(Structured figure records)
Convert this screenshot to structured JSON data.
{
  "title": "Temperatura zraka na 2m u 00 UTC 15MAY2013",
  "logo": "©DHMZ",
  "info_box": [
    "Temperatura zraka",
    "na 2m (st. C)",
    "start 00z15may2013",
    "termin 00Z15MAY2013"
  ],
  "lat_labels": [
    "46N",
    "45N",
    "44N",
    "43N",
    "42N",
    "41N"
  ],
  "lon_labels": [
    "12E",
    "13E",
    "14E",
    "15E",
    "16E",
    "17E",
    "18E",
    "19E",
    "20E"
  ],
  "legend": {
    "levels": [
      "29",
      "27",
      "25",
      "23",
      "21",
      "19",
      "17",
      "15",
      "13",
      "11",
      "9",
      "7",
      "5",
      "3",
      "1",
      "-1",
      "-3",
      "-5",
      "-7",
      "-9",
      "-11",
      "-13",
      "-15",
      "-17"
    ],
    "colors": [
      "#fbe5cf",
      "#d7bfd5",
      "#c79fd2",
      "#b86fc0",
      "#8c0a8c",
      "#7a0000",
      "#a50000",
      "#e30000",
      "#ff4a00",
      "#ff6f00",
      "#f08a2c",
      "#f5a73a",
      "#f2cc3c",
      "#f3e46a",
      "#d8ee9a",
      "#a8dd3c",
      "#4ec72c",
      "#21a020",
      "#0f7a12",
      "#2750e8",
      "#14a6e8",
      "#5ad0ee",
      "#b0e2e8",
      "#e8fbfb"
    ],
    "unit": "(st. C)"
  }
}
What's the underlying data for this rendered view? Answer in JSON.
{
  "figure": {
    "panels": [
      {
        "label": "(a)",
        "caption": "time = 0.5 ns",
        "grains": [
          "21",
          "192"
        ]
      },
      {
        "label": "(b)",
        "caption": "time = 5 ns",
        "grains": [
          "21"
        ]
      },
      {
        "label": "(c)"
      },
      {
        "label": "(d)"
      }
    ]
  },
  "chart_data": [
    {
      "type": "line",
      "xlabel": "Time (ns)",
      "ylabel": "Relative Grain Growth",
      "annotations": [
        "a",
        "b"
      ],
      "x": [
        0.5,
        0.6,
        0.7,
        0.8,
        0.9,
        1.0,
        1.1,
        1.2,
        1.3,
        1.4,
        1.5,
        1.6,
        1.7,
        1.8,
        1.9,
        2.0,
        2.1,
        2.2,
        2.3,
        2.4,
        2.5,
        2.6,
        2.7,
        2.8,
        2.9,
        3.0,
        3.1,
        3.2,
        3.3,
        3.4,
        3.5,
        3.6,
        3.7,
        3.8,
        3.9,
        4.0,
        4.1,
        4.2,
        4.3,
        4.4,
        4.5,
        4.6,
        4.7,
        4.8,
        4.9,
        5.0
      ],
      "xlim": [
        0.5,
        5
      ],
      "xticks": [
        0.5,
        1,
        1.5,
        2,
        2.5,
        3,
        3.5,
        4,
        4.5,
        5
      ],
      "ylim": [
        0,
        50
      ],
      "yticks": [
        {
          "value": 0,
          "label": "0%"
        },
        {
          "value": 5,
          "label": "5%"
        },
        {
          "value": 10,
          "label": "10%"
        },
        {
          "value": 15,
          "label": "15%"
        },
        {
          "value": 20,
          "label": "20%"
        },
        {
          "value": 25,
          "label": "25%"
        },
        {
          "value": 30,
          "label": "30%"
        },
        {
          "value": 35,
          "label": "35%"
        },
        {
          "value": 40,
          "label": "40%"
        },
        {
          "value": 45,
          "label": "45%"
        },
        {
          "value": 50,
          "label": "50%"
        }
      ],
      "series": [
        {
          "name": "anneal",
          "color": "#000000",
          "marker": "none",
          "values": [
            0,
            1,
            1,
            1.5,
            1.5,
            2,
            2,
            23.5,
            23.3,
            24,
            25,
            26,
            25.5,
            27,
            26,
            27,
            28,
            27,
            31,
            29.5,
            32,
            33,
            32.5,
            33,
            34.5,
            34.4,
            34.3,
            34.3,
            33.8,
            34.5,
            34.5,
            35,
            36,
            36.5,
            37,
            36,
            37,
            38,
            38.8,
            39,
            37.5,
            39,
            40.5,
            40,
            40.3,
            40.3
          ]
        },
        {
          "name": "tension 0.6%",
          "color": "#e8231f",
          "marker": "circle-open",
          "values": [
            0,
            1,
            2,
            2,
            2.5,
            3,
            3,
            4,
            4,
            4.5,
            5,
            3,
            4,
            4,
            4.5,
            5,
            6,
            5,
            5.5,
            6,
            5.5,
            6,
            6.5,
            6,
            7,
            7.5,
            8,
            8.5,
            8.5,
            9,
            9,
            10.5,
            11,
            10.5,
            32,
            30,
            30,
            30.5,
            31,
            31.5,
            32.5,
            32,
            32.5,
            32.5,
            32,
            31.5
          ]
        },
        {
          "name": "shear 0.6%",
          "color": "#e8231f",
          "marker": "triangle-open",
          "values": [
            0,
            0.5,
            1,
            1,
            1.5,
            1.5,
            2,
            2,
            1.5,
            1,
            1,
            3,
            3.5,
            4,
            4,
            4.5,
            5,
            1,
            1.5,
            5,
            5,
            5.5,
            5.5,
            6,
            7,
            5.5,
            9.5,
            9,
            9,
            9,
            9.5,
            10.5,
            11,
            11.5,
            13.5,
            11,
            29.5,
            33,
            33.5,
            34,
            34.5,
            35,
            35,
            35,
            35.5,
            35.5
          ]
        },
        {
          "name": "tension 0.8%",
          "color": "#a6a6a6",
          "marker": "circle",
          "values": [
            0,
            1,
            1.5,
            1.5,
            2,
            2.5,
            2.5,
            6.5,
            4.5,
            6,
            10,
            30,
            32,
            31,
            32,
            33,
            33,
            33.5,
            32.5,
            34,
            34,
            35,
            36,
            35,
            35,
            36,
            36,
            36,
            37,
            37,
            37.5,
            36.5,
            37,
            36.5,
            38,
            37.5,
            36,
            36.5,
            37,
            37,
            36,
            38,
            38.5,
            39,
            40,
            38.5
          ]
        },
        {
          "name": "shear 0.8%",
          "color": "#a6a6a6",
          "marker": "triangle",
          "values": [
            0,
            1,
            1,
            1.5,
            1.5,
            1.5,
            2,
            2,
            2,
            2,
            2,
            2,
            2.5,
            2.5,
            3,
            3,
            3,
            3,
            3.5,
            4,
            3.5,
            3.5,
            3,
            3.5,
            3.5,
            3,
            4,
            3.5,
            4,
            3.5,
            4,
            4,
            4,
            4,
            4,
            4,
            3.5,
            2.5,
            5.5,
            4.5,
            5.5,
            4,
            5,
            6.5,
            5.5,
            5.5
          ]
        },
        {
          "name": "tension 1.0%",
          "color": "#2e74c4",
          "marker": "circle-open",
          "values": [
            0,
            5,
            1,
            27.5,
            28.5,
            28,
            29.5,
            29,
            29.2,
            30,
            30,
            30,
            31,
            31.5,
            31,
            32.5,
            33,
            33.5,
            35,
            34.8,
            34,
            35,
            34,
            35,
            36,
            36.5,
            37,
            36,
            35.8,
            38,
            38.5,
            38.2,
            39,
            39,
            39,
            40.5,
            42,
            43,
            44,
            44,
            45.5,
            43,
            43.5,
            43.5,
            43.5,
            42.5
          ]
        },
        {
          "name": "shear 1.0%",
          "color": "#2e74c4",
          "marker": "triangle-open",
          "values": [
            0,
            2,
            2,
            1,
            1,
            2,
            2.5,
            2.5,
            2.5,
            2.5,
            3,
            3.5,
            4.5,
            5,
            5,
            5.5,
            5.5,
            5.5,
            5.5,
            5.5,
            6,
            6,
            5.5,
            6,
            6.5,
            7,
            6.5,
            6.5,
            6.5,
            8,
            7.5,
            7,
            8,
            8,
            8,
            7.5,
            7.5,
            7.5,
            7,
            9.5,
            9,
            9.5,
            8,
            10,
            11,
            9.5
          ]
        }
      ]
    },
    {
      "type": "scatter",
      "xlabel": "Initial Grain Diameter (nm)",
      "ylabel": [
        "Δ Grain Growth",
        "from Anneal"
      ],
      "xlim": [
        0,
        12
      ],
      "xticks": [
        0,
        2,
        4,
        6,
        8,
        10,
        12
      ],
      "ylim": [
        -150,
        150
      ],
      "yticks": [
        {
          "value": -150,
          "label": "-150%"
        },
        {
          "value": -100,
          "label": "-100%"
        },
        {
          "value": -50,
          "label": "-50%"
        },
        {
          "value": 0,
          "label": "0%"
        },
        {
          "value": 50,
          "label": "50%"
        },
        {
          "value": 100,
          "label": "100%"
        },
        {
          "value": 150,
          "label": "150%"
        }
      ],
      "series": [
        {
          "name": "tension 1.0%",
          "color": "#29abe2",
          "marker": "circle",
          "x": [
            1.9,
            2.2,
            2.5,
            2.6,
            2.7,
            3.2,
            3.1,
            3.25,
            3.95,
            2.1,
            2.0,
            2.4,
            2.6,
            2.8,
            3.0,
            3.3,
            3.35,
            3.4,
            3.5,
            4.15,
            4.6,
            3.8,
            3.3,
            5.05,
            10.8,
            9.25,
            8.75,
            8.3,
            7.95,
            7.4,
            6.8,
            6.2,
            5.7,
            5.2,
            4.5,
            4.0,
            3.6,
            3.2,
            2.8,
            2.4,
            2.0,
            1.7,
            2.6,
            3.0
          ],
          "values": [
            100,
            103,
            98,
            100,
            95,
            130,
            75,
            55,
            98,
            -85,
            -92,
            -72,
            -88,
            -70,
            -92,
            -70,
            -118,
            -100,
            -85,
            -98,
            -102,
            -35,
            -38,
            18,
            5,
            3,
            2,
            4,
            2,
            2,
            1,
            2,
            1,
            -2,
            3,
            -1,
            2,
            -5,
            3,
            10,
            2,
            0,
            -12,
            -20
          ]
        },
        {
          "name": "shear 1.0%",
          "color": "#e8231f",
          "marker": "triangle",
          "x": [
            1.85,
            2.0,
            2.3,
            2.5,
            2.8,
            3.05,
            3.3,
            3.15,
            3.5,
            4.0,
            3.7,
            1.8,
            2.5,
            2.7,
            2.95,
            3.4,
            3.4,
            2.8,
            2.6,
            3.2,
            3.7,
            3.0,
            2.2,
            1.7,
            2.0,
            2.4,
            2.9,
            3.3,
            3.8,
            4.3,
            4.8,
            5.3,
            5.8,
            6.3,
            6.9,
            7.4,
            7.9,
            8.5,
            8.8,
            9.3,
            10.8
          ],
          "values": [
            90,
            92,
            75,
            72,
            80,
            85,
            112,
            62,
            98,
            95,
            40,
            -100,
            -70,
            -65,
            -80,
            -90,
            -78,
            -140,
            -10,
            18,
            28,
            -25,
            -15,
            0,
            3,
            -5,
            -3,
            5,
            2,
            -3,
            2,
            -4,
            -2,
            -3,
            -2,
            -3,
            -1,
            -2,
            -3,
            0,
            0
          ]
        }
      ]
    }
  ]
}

Task directions — Pull out each line holding the string "this".

Exercise response —
Convert this screenshot to structured JSON data.
What's the underlying data for this rendered view? Answer in JSON.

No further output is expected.